▶ Required work
Wherever the word "LRAS" shows up in a line, please copy that line.

*** Extracted entries ***

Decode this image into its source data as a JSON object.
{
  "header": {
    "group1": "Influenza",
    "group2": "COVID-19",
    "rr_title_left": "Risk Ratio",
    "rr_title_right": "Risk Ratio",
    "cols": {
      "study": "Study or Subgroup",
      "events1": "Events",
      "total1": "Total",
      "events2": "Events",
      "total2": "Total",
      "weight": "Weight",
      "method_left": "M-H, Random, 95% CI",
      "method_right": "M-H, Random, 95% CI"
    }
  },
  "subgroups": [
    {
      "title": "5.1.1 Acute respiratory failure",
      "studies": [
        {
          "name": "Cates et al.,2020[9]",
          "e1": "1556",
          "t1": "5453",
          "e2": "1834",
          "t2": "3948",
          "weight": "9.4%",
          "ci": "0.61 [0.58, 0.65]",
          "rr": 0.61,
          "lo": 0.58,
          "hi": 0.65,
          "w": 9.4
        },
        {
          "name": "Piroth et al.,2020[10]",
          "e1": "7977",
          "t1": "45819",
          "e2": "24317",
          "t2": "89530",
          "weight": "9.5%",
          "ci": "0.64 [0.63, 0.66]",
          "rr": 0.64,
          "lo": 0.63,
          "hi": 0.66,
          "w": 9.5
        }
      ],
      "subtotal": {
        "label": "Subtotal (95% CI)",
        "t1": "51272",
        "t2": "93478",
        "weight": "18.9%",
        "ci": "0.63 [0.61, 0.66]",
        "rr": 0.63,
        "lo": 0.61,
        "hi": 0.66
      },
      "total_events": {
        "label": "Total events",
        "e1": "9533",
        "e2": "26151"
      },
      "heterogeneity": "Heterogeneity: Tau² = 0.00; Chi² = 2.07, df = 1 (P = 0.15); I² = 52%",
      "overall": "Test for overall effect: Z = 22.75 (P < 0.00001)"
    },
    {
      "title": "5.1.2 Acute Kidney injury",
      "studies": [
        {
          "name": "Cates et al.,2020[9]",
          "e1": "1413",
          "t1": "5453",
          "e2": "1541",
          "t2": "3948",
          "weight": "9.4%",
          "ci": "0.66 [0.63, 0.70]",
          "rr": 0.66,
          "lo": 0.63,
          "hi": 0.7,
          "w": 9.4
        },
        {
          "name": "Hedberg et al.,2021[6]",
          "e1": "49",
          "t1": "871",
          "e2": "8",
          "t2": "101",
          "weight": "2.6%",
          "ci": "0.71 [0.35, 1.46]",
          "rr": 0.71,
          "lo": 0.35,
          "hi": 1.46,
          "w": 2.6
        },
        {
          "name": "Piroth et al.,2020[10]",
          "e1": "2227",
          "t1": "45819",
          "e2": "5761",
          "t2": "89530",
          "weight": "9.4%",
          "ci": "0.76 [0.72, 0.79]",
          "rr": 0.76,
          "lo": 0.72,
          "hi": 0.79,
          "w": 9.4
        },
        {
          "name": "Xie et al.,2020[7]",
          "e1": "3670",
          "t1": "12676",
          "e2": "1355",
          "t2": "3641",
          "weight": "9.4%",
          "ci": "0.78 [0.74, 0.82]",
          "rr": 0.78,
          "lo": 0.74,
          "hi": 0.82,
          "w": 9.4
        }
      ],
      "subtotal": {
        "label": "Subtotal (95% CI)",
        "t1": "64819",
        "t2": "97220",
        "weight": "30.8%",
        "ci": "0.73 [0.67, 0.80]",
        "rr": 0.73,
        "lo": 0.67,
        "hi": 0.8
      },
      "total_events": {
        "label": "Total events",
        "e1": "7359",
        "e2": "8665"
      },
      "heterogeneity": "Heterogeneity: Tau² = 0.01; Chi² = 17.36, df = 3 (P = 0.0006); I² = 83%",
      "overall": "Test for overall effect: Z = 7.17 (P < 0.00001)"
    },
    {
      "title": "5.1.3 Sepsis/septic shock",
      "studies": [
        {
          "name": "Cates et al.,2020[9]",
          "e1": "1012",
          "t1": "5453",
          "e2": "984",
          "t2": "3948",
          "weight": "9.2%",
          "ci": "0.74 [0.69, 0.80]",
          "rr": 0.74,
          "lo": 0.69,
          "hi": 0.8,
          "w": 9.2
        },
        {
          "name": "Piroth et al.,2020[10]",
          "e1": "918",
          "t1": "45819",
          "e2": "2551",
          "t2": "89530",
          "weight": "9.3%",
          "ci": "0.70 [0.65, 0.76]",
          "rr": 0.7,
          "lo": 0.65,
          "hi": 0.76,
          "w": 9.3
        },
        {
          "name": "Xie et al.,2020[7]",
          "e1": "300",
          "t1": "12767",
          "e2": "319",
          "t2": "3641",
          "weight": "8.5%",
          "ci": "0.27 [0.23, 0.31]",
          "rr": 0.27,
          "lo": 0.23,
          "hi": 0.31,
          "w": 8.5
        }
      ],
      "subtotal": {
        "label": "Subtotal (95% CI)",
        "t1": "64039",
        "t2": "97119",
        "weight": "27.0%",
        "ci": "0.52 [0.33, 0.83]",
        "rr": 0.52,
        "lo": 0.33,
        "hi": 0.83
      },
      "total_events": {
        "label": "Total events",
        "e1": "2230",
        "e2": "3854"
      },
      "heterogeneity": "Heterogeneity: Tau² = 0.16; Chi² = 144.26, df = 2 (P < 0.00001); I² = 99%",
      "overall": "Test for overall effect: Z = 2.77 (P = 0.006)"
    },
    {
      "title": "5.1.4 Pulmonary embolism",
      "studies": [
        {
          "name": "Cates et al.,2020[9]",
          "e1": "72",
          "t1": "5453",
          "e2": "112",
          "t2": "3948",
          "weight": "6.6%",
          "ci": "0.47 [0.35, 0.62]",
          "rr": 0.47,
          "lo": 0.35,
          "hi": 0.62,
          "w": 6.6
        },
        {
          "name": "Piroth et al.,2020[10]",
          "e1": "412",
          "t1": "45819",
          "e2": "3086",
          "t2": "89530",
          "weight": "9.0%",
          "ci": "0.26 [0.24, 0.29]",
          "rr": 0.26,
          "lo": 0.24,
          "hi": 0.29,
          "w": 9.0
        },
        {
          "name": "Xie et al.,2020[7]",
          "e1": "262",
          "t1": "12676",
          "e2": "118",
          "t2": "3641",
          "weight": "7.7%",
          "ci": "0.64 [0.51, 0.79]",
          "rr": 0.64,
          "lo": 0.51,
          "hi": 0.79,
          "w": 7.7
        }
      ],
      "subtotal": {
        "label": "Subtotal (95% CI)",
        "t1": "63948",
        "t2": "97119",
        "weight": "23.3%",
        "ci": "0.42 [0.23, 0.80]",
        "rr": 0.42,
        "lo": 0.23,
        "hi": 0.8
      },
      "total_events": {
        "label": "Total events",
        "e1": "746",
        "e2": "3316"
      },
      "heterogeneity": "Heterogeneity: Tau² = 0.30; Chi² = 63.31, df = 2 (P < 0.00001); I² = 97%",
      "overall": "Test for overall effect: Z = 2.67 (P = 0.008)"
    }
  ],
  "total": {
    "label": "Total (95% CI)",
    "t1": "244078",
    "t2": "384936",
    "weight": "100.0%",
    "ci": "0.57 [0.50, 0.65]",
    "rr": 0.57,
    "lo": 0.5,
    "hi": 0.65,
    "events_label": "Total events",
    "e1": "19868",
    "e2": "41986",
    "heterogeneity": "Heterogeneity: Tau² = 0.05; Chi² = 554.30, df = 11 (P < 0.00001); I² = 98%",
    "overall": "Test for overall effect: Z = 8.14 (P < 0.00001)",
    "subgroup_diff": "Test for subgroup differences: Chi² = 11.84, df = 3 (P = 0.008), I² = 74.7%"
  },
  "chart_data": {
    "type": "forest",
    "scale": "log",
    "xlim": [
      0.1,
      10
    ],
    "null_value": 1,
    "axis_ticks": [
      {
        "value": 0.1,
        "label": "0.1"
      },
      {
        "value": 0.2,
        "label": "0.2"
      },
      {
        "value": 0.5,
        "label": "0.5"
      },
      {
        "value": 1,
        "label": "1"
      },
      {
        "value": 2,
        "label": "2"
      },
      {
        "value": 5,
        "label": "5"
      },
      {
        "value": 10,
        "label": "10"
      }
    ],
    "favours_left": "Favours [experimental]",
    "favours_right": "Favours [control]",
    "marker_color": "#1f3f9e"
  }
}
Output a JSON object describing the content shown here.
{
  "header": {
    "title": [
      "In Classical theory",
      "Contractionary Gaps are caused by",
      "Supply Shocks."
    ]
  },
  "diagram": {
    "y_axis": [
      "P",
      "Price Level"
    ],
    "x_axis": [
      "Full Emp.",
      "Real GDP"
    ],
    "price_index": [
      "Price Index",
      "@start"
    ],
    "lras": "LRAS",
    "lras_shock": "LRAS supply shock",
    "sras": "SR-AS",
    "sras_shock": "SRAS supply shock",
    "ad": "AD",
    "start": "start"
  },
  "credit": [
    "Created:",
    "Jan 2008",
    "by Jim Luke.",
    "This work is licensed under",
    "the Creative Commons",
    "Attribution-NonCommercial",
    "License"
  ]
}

***

▶ Written reply
    "lras": "LRAS",
    "lras_shock": "LRAS supply shock",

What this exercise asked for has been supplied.